_What is needed:_
Copy every line that holds "JSON".

# start of Dataset entries

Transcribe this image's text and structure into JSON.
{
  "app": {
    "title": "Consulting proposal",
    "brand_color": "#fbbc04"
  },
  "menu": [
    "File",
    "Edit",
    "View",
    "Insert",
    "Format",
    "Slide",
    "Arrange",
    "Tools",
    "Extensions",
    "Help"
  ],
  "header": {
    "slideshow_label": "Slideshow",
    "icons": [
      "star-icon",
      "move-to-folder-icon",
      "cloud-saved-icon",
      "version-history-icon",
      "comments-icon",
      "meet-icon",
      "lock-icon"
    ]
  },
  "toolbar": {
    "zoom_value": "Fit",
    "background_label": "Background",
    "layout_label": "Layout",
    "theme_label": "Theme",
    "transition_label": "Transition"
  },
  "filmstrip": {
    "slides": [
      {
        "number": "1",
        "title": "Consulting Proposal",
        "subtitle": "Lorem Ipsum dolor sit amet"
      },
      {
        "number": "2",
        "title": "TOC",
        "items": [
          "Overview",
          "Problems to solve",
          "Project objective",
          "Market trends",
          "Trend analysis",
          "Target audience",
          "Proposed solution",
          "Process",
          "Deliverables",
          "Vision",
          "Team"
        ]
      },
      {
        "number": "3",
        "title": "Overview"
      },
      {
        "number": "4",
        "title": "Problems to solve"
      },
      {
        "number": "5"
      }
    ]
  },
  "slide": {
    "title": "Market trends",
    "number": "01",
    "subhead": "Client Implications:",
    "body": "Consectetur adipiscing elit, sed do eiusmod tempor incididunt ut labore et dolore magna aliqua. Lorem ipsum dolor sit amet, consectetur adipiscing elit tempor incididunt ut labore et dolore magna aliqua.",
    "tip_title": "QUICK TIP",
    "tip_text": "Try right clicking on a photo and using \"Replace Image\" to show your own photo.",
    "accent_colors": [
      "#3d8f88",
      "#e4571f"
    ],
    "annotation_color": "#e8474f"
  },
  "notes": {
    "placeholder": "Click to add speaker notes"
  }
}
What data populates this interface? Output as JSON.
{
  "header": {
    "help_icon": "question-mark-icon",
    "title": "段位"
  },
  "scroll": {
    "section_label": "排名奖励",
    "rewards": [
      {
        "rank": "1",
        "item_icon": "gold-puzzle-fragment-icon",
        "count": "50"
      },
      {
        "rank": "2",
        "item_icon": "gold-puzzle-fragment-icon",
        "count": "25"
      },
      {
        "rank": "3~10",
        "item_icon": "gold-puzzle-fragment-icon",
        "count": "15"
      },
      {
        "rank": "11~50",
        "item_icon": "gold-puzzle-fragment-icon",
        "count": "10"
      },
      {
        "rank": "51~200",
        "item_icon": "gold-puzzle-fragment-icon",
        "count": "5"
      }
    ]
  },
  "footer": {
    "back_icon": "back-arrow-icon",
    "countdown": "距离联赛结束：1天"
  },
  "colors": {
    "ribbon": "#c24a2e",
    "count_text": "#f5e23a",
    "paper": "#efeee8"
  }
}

# end of Dataset entries

_Expected answer:_
Transcribe this image's text and structure into JSON.
What data populates this interface? Output as JSON.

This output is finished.